──────── ENTRIES SUPPLIED ────────
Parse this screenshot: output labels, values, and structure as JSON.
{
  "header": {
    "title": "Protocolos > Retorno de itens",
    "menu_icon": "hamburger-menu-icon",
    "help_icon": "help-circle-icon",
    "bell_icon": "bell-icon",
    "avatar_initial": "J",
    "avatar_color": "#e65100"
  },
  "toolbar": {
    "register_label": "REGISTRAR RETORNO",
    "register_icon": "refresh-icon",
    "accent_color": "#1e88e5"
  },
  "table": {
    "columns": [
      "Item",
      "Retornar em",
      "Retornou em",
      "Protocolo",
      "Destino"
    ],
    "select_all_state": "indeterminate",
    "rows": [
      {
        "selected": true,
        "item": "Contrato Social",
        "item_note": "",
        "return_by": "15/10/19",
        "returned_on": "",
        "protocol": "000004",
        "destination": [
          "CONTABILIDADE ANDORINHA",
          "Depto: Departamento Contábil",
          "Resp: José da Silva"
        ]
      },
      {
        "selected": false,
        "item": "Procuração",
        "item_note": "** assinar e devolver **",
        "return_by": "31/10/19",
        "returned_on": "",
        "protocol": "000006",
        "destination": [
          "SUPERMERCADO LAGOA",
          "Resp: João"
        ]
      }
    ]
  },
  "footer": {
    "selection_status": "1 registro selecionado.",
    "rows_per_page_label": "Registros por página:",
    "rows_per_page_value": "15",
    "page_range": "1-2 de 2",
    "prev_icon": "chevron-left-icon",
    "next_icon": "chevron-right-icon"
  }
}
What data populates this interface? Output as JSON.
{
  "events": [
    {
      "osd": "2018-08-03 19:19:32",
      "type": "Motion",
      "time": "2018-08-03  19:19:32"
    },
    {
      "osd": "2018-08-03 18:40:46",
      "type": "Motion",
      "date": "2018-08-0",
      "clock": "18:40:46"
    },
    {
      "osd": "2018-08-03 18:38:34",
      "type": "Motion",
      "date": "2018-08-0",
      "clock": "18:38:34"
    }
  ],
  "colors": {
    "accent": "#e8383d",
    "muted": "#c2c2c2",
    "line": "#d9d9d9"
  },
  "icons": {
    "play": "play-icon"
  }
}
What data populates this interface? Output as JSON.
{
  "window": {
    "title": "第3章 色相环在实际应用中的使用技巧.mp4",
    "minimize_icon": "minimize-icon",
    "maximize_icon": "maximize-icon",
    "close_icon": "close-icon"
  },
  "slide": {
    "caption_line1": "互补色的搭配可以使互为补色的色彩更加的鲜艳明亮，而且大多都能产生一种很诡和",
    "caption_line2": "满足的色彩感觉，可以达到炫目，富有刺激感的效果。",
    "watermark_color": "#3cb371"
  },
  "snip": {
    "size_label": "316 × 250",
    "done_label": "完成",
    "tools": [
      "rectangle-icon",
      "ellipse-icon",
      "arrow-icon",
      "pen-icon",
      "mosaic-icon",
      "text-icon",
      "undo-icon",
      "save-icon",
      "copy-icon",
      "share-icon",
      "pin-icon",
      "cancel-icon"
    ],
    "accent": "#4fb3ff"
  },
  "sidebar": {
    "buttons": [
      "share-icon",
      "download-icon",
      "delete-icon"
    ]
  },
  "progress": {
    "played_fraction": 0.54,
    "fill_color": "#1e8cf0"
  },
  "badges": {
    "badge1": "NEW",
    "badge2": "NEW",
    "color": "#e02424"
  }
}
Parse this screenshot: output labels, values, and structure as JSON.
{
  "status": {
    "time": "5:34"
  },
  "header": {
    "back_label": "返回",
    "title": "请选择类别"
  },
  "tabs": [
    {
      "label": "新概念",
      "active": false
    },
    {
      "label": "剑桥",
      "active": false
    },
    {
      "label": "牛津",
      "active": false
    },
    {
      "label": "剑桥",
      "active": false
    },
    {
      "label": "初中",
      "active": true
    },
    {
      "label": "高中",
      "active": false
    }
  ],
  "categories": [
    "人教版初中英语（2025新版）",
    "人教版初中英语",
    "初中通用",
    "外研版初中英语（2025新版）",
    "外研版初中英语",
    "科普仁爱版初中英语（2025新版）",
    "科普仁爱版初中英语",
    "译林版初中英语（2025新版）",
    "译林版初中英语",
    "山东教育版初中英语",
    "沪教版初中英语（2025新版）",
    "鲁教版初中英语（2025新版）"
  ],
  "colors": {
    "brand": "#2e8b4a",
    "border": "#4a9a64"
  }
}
────────
**TASK STATEMENT:** Note how many lines in the material hold the word "chevron", and give that number with nothing added.

**EXERCISE ANSWER:** 2